** Begin **
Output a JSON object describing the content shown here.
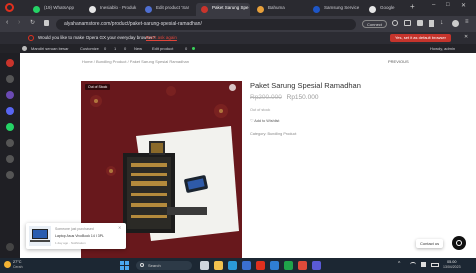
{
  "browser": {
    "tabs": [
      {
        "label": "(19) WhatsApp",
        "color": "#25d366"
      },
      {
        "label": "Inesiablo · Produk",
        "color": "#e6e6e6"
      },
      {
        "label": "Edit product 'Sar",
        "color": "#4f6fd1"
      },
      {
        "label": "Paket Sarung Spe",
        "color": "#c9342c",
        "active": true
      },
      {
        "label": "Bahuma",
        "color": "#e8a03a"
      },
      {
        "label": "Samsung Service",
        "color": "#1e56c7"
      },
      {
        "label": "Google",
        "color": "#e6e6e6"
      }
    ],
    "new_tab_symbol": "+",
    "window_controls": [
      "–",
      "□",
      "✕"
    ],
    "url": "alyahanamstore.com/product/paket-sarung-spesial-ramadhan/",
    "url_badge": "Connect"
  },
  "default_prompt": {
    "question": "Would you like to make Opera GX your everyday browser?",
    "link": "Don't ask again",
    "button": "Yes, set it as default browser"
  },
  "bookmark_bar": {
    "items": [
      "Mandiri seruan besar",
      "Customize",
      "0",
      "1",
      "0",
      "New",
      "Edit product",
      "0"
    ],
    "right_label": "Howdy, admin"
  },
  "product": {
    "breadcrumb": "Home / Bundling Product / Paket Sarung Spesial Ramadhan",
    "previous_label": "PREVIOUS",
    "title": "Paket Sarung Spesial Ramadhan",
    "old_price": "Rp200.000",
    "new_price": "Rp150.000",
    "stock": "Out of stock",
    "wishlist": "Add to Wishlist",
    "category": "Category: Bundling Product",
    "image_badge": "Out of Stock"
  },
  "popup": {
    "line1": "Someone just purchased",
    "line2": "Laptop Asus VivoBook 14 I 3PL",
    "line3": "1 day ago  ·  Notification"
  },
  "contact_button": "Contact us",
  "taskbar": {
    "weather_temp": "27°C",
    "weather_desc": "Cerah",
    "search_placeholder": "Search",
    "time": "05.00",
    "date": "13/04/2023"
  },
  "colors": {
    "accent": "#c9342c",
    "link_blue": "#2a67c8",
    "price_old": "#9a9a9a",
    "price_new": "#9a9a9a"
  }
}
** End **
To do —
Find every line with the word "Edit" and state how many there are, with no other words.

Task solution —
2